_TASK DESCRIPTION_
Reply with the count of lines holding "TradingView", nothing more.

_DATA EXTRACT_
..............................
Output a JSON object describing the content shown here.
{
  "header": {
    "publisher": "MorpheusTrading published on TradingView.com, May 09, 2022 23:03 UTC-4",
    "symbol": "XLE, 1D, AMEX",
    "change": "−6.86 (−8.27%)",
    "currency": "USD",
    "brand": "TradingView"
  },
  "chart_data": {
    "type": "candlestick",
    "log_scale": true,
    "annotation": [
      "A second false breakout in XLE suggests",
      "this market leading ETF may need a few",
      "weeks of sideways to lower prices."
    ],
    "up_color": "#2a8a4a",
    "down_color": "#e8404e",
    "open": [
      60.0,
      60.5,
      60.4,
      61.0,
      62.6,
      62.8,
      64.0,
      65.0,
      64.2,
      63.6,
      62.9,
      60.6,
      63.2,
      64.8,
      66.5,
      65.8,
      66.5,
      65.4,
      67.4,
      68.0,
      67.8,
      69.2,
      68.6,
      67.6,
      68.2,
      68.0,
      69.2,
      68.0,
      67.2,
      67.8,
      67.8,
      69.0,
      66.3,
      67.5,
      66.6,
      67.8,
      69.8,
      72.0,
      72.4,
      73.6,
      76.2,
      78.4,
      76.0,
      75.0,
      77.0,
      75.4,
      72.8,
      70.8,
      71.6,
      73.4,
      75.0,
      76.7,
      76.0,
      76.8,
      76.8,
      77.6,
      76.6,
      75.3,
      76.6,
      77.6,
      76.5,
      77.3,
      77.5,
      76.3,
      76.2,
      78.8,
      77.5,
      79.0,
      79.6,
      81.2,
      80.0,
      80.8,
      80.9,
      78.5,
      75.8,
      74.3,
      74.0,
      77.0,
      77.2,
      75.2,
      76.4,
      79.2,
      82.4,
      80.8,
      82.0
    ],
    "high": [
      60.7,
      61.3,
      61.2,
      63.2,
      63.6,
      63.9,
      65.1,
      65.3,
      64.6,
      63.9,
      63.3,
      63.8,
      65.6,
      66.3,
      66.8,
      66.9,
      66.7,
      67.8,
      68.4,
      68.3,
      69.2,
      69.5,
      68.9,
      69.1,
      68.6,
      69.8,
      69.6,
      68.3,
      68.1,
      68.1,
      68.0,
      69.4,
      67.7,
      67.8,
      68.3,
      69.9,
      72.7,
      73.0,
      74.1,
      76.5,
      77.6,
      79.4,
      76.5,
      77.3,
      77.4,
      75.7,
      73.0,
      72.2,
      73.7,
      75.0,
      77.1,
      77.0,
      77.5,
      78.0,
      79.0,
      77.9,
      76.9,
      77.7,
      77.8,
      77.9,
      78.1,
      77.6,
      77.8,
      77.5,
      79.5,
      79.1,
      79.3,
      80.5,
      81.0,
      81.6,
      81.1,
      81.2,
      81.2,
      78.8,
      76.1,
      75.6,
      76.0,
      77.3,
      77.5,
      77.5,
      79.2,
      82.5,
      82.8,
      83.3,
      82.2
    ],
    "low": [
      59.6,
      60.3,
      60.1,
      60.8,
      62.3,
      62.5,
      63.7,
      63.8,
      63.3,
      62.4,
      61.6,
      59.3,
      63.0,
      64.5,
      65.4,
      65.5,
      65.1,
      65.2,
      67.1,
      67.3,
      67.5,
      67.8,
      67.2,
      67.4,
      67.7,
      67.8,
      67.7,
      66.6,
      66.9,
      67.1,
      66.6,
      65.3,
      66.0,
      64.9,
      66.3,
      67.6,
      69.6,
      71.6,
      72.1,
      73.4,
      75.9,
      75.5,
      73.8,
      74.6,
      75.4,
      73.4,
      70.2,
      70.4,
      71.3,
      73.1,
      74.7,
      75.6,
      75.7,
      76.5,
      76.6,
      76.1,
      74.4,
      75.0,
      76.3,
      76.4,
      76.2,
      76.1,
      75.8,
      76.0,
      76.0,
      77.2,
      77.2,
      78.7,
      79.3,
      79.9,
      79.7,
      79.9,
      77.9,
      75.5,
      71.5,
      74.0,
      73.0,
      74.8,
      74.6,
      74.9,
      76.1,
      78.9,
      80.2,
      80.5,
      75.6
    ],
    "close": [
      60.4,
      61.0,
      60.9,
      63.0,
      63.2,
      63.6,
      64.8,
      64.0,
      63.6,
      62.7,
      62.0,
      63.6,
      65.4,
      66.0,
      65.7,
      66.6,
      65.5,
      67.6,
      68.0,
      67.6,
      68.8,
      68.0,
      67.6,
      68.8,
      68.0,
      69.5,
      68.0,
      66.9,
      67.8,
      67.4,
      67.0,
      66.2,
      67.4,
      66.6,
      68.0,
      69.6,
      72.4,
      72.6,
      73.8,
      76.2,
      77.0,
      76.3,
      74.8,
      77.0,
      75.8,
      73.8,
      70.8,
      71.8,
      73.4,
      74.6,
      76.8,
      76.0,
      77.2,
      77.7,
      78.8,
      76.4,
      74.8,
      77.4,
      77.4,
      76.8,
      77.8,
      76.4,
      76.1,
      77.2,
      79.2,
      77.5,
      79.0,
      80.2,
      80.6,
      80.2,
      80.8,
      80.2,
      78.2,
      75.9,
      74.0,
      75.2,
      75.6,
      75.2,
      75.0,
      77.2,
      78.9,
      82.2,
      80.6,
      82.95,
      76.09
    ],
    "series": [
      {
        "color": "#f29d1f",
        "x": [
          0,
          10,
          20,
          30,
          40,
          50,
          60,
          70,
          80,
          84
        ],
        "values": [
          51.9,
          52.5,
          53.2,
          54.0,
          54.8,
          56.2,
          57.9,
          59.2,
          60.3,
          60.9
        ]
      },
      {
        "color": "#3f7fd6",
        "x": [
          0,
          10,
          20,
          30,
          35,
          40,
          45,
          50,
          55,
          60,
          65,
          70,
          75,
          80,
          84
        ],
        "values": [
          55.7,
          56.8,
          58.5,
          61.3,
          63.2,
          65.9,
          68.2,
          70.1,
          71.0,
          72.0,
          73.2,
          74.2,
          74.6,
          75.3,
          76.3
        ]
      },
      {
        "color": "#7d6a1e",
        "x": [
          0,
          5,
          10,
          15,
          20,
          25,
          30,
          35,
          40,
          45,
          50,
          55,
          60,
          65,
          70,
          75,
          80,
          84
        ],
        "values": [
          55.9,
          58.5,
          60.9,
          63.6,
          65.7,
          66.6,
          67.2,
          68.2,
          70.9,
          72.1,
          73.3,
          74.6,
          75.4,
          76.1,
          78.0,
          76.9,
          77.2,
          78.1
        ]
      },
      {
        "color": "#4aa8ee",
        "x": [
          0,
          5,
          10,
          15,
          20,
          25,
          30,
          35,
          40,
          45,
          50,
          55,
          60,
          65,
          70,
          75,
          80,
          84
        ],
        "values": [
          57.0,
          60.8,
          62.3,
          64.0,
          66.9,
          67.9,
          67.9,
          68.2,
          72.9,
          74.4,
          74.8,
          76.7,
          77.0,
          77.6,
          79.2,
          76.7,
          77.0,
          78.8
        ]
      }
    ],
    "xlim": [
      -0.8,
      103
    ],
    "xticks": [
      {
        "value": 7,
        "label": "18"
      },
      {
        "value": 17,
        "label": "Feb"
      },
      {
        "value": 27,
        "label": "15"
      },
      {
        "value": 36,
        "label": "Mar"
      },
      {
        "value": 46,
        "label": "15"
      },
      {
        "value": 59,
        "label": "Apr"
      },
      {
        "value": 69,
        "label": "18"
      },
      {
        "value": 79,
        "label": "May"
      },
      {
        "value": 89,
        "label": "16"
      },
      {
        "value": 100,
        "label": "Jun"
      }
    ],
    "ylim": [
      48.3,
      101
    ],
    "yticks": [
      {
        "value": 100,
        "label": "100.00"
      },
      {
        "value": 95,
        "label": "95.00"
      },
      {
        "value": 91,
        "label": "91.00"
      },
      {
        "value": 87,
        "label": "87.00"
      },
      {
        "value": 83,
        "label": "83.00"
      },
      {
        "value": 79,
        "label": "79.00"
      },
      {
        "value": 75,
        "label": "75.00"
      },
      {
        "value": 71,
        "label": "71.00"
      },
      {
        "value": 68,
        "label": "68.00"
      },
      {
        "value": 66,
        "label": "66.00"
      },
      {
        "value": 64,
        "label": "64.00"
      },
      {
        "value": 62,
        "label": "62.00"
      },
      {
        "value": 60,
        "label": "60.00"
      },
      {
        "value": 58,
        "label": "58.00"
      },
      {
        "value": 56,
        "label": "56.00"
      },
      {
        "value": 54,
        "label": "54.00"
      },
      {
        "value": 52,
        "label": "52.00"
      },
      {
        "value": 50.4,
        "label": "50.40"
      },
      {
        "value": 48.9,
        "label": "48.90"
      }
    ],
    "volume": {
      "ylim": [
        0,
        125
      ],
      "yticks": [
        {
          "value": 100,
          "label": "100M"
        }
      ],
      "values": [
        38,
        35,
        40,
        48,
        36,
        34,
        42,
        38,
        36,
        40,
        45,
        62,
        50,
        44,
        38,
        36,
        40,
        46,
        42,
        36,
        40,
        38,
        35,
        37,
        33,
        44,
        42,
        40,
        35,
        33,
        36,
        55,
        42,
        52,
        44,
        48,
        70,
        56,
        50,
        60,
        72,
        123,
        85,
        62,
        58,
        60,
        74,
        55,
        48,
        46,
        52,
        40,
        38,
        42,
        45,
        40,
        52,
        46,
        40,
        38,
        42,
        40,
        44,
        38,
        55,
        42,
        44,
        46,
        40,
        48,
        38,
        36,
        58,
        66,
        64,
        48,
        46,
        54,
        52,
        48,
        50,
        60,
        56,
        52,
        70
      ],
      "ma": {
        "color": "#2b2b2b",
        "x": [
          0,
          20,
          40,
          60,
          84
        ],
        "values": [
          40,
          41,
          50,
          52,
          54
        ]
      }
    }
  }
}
..............................
_EXERCISE SOLUTION_
2